— start of The records —
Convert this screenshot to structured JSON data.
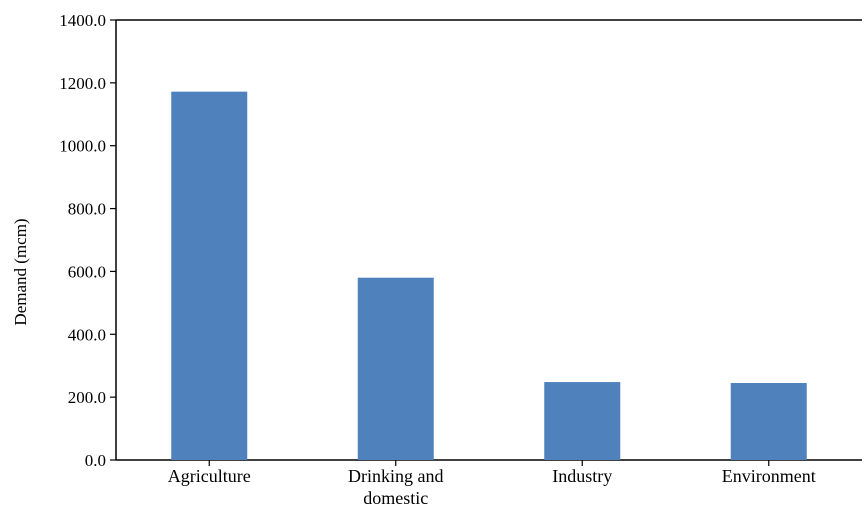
{
  "chart_data": {
    "type": "bar",
    "title": "",
    "xlabel": "",
    "ylabel": "Demand (mcm)",
    "categories": [
      [
        "Agriculture"
      ],
      [
        "Drinking and",
        "domestic"
      ],
      [
        "Industry"
      ],
      [
        "Environment"
      ]
    ],
    "values": [
      1172,
      580,
      248,
      245
    ],
    "ylim": [
      0,
      1400
    ],
    "yticks": [
      "0.0",
      "200.0",
      "400.0",
      "600.0",
      "800.0",
      "1000.0",
      "1200.0",
      "1400.0"
    ],
    "grid": false,
    "legend": "none",
    "bar_color": "#4f81bd",
    "axis_color": "#000000"
  }
}
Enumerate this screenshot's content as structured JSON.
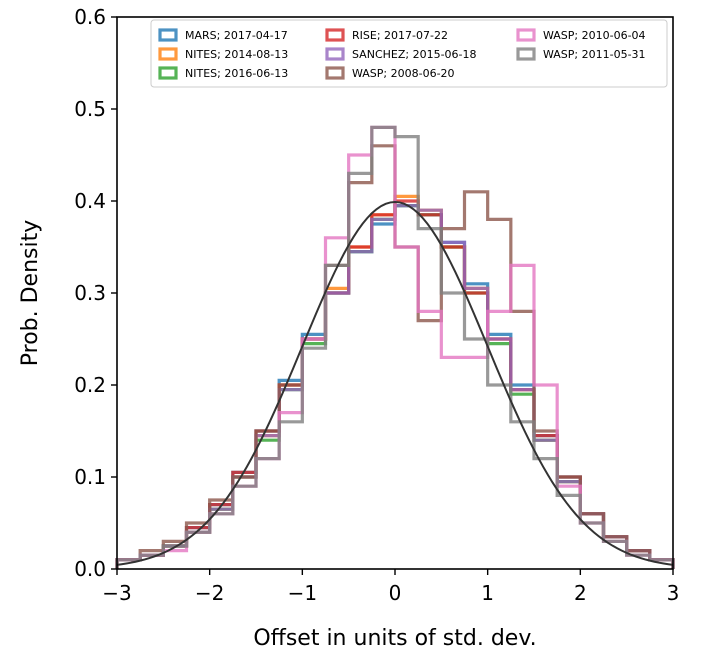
— end of The records —
[The exercise]
Take the listing and print it again exactly, but without any pictures.

[Expected answer]
Convert this screenshot to structured JSON data.
{
  "chart_data": {
    "type": "bar",
    "title": "",
    "xlabel": "",
    "ylabel": "Demand (mcm)",
    "categories": [
      [
        "Agriculture"
      ],
      [
        "Drinking and",
        "domestic"
      ],
      [
        "Industry"
      ],
      [
        "Environment"
      ]
    ],
    "values": [
      1172,
      580,
      248,
      245
    ],
    "ylim": [
      0,
      1400
    ],
    "yticks": [
      "0.0",
      "200.0",
      "400.0",
      "600.0",
      "800.0",
      "1000.0",
      "1200.0",
      "1400.0"
    ],
    "grid": false,
    "legend": "none",
    "bar_color": "#4f81bd",
    "axis_color": "#000000"
  }
}
Enumerate this screenshot's content as structured JSON.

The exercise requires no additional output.